What the task asks → Reproduce the text of all the records below word for word, leaving out the pictures.

Material shown →
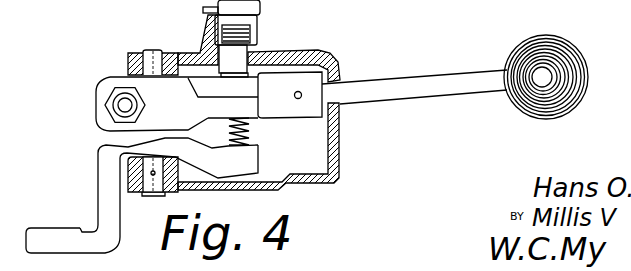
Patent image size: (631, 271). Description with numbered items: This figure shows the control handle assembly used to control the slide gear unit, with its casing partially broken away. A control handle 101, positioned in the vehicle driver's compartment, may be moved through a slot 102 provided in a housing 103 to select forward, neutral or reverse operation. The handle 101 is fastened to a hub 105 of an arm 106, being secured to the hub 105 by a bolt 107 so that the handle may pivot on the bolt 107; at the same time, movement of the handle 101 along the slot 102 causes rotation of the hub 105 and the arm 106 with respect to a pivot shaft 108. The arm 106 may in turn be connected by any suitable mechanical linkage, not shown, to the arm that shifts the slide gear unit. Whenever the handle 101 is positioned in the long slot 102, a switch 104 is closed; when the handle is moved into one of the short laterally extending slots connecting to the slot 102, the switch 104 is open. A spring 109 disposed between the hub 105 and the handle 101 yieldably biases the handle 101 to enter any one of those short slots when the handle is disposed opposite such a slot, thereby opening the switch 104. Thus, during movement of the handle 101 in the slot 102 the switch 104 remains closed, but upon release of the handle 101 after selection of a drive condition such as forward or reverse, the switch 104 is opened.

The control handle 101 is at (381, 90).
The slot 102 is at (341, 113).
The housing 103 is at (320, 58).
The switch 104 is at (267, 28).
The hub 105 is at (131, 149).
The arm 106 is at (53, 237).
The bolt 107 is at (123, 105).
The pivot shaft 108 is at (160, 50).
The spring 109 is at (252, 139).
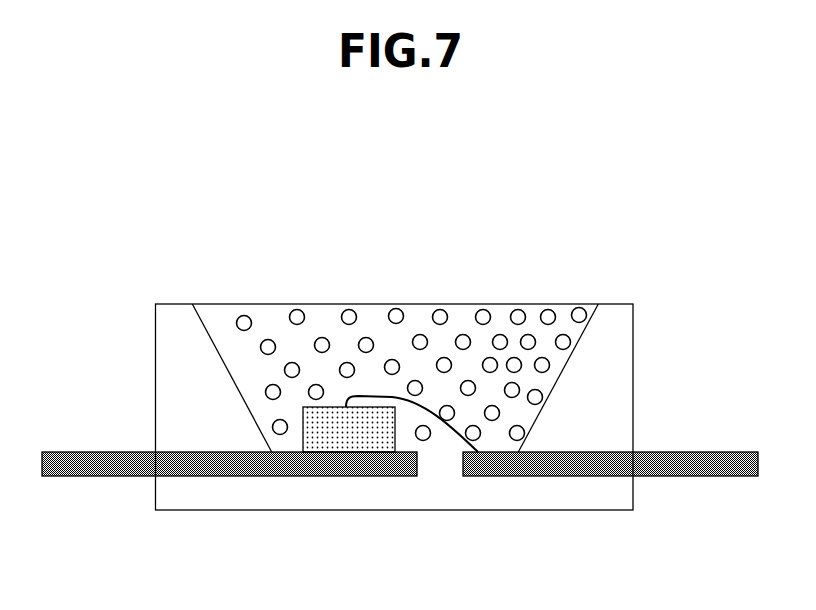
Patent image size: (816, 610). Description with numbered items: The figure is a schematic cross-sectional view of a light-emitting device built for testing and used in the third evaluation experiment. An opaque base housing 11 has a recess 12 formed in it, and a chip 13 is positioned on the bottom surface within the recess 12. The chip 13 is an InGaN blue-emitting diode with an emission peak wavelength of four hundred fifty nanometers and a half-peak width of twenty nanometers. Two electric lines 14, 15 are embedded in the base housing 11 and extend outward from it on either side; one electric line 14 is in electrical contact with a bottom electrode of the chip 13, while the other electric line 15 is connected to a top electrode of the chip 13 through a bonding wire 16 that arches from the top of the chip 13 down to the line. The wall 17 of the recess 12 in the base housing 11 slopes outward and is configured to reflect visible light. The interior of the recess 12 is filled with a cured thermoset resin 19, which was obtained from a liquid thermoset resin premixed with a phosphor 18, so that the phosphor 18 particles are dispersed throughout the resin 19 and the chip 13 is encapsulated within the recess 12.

Response for this exercise →
Patent image size: (631, 271). Description with numbered items: This figure shows the control handle assembly used to control the slide gear unit, with its casing partially broken away. A control handle 101, positioned in the vehicle driver's compartment, may be moved through a slot 102 provided in a housing 103 to select forward, neutral or reverse operation. The handle 101 is fastened to a hub 105 of an arm 106, being secured to the hub 105 by a bolt 107 so that the handle may pivot on the bolt 107; at the same time, movement of the handle 101 along the slot 102 causes rotation of the hub 105 and the arm 106 with respect to a pivot shaft 108. The arm 106 may in turn be connected by any suitable mechanical linkage, not shown, to the arm that shifts the slide gear unit. Whenever the handle 101 is positioned in the long slot 102, a switch 104 is closed; when the handle is moved into one of the short laterally extending slots connecting to the slot 102, the switch 104 is open. A spring 109 disposed between the hub 105 and the handle 101 yieldably biases the handle 101 to enter any one of those short slots when the handle is disposed opposite such a slot, thereby opening the switch 104. Thus, during movement of the handle 101 in the slot 102 the switch 104 remains closed, but upon release of the handle 101 after selection of a drive condition such as forward or reverse, the switch 104 is opened.

The control handle 101 is at (381, 90).
The slot 102 is at (341, 113).
The housing 103 is at (320, 58).
The switch 104 is at (267, 28).
The hub 105 is at (131, 149).
The arm 106 is at (53, 237).
The bolt 107 is at (123, 105).
The pivot shaft 108 is at (160, 50).
The spring 109 is at (252, 139).
Patent image size: (816, 610). Description with numbered items: The figure is a schematic cross-sectional view of a light-emitting device built for testing and used in the third evaluation experiment. An opaque base housing 11 has a recess 12 formed in it, and a chip 13 is positioned on the bottom surface within the recess 12. The chip 13 is an InGaN blue-emitting diode with an emission peak wavelength of four hundred fifty nanometers and a half-peak width of twenty nanometers. Two electric lines 14, 15 are embedded in the base housing 11 and extend outward from it on either side; one electric line 14 is in electrical contact with a bottom electrode of the chip 13, while the other electric line 15 is connected to a top electrode of the chip 13 through a bonding wire 16 that arches from the top of the chip 13 down to the line. The wall 17 of the recess 12 in the base housing 11 slopes outward and is configured to reflect visible light. The interior of the recess 12 is filled with a cured thermoset resin 19, which was obtained from a liquid thermoset resin premixed with a phosphor 18, so that the phosphor 18 particles are dispersed throughout the resin 19 and the chip 13 is encapsulated within the recess 12.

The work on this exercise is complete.